• **BRIEF**
Search the data for the string "specific" and copy each line in which it appears.

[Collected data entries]
= = =
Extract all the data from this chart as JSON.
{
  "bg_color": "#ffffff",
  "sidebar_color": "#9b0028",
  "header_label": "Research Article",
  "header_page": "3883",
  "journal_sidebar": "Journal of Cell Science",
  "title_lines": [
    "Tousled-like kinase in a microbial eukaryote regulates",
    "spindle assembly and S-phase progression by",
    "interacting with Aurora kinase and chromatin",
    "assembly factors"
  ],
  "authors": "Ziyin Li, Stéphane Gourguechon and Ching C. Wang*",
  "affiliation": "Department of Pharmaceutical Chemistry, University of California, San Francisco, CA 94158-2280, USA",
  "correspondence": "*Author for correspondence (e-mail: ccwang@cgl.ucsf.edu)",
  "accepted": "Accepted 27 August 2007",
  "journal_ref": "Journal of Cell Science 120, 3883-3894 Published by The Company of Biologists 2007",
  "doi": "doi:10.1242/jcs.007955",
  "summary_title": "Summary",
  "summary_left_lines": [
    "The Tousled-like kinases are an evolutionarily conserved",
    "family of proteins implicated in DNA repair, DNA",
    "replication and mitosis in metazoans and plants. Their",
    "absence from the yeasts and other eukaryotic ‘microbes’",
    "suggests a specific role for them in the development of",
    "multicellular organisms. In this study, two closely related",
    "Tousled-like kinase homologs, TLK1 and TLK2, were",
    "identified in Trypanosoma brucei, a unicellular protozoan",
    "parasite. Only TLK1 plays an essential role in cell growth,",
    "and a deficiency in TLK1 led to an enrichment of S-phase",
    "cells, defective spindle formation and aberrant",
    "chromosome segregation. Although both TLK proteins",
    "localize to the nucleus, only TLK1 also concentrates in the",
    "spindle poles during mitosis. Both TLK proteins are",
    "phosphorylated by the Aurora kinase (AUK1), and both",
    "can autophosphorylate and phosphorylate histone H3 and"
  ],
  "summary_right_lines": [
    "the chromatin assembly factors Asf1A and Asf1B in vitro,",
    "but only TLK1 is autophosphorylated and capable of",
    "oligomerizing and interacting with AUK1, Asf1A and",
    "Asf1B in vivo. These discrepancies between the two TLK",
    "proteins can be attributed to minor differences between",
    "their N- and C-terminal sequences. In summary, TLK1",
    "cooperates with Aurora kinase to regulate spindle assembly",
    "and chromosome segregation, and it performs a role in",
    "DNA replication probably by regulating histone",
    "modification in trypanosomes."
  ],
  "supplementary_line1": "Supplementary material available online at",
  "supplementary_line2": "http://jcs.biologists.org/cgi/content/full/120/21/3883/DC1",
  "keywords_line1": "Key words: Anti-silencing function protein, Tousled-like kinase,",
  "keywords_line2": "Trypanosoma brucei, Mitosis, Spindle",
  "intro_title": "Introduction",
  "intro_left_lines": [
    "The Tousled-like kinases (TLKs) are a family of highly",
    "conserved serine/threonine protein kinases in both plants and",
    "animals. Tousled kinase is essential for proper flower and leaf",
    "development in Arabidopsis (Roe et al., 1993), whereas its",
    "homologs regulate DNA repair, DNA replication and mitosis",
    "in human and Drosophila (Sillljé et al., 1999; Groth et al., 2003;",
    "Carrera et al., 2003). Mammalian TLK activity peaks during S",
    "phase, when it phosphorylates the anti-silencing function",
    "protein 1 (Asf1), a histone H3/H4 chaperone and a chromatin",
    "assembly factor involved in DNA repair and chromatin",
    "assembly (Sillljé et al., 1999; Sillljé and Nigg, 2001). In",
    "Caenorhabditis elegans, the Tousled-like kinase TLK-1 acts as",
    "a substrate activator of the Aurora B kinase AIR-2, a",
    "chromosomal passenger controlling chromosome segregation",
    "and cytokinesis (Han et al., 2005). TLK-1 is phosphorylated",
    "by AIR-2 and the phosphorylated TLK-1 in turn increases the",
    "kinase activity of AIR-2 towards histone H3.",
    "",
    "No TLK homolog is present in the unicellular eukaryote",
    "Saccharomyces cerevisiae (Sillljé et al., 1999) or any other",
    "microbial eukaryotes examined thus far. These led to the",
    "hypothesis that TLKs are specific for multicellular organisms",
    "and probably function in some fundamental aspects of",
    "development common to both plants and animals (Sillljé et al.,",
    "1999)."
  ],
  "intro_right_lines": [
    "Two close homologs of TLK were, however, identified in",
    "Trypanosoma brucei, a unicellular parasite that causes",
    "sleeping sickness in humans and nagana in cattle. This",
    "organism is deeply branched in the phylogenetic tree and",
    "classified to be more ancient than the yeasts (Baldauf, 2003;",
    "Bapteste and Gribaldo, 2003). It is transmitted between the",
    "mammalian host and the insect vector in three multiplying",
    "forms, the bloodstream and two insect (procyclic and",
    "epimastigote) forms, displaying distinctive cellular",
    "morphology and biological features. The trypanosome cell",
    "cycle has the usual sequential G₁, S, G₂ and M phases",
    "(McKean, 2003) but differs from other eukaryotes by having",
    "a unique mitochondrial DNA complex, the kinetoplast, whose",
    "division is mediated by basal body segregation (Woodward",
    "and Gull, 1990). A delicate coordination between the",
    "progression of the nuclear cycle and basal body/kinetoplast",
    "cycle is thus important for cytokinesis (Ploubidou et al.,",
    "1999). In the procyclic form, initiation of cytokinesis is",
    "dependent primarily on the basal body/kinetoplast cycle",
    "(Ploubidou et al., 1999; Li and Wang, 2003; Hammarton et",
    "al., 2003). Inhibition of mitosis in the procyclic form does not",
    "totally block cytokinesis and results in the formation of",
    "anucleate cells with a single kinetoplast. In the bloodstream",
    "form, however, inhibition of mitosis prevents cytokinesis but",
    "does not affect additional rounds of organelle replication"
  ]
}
= = =
• **EXPECTED ANSWER**
    "suggests a specific role for them in the development of",
    "hypothesis that TLKs are specific for multicellular organisms",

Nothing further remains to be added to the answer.